## Exercise aim
Wherever a line holds the string "duration", copy that line.

════════════════

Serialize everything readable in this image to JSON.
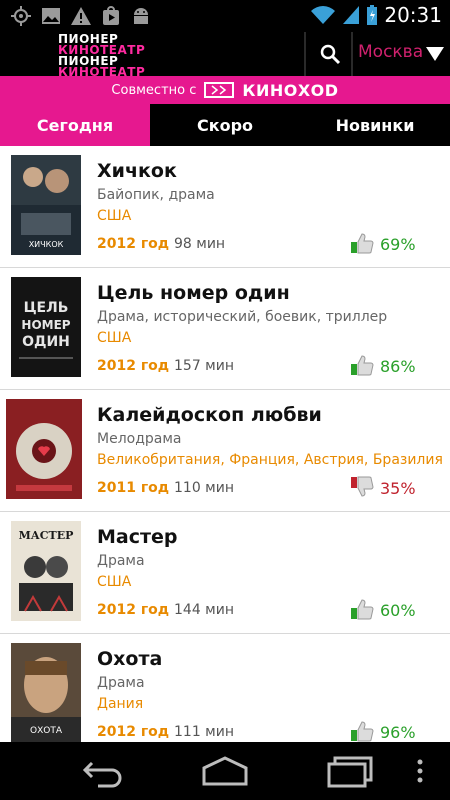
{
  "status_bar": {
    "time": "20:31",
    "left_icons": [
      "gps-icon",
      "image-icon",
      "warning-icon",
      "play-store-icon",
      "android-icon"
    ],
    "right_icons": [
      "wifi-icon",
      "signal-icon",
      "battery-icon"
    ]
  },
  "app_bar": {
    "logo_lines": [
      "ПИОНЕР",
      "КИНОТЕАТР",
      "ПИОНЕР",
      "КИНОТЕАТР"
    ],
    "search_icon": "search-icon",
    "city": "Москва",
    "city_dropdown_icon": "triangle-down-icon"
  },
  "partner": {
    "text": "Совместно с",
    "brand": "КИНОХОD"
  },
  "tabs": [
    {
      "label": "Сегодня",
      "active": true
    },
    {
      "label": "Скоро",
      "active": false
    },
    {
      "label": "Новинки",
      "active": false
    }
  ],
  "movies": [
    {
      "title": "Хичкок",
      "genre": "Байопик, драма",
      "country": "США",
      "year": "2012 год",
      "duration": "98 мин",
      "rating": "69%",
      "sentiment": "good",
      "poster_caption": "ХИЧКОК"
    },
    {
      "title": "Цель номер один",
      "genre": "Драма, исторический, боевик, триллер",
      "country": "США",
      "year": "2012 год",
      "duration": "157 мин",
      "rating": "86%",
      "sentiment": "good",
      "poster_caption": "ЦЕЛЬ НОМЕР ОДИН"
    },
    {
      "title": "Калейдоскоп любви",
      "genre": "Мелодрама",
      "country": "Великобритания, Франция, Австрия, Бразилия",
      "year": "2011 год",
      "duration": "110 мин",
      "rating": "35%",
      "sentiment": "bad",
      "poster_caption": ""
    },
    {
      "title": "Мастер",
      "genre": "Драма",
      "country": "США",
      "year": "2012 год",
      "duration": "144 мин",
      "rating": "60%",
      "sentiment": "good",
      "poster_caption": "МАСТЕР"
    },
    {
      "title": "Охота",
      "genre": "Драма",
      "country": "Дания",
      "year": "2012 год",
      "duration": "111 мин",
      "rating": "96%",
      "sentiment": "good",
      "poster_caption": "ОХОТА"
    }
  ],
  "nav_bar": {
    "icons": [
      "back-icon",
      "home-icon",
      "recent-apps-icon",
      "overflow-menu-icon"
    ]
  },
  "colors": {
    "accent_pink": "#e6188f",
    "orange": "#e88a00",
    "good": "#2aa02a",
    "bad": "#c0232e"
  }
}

════════════════

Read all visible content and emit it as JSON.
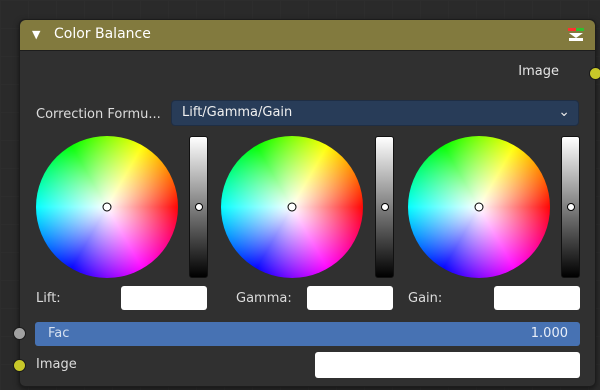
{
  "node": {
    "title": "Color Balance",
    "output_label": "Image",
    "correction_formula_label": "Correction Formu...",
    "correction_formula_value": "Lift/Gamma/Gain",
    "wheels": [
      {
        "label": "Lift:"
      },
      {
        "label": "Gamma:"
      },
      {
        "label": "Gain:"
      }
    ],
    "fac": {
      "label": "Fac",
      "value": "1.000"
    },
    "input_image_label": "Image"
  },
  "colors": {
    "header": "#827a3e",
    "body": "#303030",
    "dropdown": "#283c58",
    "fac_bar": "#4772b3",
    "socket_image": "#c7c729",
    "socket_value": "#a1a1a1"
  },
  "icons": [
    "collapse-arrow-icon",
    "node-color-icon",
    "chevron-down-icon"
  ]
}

════════════════

## Answer to the exercise
      "duration": "98 мин",
      "duration": "157 мин",
      "duration": "110 мин",
      "duration": "144 мин",
      "duration": "111 мин",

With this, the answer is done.